→ **Task prompt**
Locate the lines of the listing below that hold "sticker", then copy each of them.

(Extracted records)
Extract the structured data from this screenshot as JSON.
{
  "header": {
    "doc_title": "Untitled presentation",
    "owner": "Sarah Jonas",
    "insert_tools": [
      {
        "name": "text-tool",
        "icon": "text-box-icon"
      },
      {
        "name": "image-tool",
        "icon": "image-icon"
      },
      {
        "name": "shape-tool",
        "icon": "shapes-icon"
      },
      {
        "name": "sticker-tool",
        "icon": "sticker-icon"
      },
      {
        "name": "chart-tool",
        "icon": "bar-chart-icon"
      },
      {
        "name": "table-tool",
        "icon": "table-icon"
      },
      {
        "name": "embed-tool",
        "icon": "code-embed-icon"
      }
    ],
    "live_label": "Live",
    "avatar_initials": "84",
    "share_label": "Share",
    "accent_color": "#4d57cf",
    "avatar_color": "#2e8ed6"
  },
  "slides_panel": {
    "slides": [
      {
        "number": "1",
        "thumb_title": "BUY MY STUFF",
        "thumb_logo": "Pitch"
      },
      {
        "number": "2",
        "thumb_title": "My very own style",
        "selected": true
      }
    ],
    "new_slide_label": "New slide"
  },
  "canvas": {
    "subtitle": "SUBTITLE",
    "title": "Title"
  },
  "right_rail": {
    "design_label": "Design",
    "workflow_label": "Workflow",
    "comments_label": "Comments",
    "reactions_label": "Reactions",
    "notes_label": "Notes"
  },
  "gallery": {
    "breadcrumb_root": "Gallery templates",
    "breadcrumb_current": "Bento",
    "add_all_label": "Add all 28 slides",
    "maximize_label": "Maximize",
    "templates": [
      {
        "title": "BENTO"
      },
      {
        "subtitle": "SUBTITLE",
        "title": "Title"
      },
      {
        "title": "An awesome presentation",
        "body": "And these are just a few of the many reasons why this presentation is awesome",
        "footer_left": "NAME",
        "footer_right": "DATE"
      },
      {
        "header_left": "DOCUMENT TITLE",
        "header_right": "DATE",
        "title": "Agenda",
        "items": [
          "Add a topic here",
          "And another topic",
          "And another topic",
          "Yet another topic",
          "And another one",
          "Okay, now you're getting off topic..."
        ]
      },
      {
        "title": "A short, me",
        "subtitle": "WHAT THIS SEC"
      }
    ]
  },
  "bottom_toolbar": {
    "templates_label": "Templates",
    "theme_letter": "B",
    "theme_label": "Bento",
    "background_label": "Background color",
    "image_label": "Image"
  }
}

→ **Final result**
        "name": "sticker-tool",
        "icon": "sticker-icon"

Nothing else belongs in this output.